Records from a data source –
########

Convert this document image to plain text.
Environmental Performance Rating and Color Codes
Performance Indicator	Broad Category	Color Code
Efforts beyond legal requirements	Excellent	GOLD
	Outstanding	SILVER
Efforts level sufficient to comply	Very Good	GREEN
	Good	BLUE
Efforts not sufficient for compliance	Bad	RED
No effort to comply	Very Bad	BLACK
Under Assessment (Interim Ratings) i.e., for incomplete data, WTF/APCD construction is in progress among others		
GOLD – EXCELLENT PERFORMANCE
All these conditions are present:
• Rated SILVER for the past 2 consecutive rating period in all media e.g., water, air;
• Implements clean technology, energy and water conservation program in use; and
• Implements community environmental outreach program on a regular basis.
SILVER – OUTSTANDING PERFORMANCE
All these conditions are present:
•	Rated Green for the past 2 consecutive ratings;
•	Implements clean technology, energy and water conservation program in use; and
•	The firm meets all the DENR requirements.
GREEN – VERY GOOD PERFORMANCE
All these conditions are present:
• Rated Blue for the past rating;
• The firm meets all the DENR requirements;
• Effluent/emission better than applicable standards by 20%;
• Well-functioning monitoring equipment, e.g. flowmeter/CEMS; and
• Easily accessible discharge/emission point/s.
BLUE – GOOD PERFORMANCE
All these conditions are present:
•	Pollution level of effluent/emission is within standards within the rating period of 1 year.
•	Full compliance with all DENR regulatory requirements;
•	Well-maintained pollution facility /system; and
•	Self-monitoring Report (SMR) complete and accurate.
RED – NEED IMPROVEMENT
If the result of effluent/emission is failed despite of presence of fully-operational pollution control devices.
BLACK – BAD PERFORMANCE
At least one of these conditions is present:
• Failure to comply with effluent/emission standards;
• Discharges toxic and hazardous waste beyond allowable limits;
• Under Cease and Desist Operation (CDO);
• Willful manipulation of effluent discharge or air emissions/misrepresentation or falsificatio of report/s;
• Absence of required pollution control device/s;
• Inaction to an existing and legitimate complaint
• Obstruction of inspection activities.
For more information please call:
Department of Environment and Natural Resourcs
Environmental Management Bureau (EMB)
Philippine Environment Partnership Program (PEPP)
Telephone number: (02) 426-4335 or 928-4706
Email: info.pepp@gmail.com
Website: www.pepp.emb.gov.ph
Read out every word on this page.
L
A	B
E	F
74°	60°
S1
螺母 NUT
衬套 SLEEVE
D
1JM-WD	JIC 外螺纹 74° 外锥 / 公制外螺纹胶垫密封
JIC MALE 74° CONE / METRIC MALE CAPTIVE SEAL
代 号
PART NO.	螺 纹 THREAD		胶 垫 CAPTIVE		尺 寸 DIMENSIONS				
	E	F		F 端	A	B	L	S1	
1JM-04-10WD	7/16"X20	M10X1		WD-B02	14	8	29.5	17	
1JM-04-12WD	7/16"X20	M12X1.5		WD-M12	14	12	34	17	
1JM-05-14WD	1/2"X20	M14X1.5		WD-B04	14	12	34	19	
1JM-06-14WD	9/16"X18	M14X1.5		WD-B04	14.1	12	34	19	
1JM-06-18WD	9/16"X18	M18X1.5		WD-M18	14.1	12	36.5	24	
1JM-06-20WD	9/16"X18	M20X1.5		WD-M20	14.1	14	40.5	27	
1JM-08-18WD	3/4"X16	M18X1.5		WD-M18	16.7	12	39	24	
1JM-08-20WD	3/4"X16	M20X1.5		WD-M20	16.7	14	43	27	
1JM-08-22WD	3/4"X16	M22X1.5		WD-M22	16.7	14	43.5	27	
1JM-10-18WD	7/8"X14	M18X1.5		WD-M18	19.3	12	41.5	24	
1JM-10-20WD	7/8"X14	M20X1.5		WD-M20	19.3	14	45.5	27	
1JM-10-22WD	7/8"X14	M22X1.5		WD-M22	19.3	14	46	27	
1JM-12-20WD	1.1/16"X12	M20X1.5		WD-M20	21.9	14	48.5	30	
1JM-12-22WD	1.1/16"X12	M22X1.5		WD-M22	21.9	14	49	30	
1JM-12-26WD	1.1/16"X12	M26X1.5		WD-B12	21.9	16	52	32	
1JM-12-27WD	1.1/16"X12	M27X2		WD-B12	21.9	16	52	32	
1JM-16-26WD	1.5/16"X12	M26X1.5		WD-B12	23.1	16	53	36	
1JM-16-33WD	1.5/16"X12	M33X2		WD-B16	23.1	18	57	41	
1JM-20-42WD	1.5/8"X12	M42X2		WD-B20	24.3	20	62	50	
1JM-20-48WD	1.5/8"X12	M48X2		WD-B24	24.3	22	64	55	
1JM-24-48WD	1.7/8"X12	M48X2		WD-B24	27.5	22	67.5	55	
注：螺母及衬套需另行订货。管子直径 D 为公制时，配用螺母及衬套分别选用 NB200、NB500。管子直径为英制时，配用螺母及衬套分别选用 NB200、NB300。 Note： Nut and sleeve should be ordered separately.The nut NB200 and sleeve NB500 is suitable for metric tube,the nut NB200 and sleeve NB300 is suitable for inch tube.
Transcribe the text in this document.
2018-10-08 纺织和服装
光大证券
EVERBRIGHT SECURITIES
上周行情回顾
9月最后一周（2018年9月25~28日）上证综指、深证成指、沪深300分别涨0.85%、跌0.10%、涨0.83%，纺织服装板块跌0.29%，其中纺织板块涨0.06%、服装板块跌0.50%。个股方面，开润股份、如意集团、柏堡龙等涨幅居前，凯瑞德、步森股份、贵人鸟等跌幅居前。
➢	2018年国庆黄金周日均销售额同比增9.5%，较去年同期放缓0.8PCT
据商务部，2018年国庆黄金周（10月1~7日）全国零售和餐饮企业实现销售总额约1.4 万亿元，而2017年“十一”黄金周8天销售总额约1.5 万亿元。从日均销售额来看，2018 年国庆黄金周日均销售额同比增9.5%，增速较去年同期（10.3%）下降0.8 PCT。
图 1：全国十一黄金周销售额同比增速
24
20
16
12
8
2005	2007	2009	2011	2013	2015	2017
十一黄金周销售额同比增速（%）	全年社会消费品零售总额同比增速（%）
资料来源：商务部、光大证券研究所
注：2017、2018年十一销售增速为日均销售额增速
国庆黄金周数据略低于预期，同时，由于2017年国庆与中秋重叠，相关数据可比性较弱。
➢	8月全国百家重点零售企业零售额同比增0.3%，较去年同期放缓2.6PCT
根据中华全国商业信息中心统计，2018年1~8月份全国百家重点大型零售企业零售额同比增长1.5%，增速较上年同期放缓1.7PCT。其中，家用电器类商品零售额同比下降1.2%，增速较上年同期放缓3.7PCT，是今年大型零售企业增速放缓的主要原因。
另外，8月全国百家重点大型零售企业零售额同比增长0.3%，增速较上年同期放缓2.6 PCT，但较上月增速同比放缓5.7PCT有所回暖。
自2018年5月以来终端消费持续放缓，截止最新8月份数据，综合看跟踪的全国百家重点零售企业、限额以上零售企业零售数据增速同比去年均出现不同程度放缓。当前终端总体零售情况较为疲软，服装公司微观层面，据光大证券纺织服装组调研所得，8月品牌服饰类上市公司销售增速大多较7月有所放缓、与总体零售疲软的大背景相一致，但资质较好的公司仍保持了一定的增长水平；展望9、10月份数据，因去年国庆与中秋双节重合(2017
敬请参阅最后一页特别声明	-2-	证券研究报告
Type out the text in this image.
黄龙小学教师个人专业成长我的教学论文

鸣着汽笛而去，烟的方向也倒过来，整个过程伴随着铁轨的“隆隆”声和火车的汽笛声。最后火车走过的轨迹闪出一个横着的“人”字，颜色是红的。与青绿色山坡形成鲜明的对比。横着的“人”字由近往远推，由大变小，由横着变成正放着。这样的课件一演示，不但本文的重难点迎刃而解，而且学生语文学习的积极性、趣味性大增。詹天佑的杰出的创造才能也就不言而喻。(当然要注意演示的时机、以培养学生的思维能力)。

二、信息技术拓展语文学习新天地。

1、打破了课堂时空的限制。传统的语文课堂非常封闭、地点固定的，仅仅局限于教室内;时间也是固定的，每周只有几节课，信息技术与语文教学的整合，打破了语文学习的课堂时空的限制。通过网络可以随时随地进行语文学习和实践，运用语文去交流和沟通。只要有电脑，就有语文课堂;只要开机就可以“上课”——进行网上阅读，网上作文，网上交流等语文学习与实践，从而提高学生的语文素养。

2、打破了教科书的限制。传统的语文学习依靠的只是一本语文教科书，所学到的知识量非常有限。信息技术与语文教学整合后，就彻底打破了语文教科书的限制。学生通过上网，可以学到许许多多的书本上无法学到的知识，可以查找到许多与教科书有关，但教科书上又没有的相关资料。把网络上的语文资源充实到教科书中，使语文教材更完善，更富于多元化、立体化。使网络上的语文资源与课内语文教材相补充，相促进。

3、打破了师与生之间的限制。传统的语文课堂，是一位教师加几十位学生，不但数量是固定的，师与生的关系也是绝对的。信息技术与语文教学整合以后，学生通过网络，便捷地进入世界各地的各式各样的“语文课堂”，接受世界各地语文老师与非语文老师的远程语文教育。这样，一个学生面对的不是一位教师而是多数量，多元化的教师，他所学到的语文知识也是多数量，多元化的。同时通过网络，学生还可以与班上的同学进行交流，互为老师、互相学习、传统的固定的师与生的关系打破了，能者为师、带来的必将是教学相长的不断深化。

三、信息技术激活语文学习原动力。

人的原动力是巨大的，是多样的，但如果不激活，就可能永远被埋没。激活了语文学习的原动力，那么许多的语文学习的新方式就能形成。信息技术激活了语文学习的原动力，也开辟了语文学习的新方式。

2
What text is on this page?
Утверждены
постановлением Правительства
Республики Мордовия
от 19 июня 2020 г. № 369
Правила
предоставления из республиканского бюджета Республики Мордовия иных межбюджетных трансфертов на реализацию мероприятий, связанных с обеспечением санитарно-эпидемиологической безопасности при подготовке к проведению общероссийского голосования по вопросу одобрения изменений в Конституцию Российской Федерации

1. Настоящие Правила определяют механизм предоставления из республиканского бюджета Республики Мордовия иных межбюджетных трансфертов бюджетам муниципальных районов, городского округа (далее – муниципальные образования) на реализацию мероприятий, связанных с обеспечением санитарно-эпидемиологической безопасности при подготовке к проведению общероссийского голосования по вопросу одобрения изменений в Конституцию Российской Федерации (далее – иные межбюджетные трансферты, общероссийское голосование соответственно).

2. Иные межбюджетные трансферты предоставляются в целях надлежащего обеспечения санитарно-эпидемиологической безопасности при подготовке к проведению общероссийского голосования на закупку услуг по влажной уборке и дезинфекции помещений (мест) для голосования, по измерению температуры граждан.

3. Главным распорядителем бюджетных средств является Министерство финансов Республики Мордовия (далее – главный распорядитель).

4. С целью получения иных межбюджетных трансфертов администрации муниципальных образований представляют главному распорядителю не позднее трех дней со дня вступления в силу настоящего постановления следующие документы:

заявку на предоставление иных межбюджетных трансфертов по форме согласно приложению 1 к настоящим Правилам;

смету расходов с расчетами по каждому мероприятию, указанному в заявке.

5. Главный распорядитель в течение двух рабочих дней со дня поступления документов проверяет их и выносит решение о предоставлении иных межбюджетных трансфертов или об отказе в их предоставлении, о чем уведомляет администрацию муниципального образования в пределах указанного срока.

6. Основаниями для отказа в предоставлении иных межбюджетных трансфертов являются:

########

Given problem – Look through the entries and return every line where "бюджета" appears.

Solution for this task –
предоставления из республиканского бюджета Республики Мордовия иных межбюджетных трансфертов на реализацию мероприятий, связанных с обеспечением санитарно-эпидемиологической безопасности при подготовке к проведению общероссийского голосования по вопросу одобрения изменений в Конституцию Российской Федерации
1. Настоящие Правила определяют механизм предоставления из республиканского бюджета Республики Мордовия иных межбюджетных трансфертов бюджетам муниципальных районов, городского округа (далее – муниципальные образования) на реализацию мероприятий, связанных с обеспечением санитарно-эпидемиологической безопасности при подготовке к проведению общероссийского голосования по вопросу одобрения изменений в Конституцию Российской Федерации (далее – иные межбюджетные трансферты, общероссийское голосование соответственно).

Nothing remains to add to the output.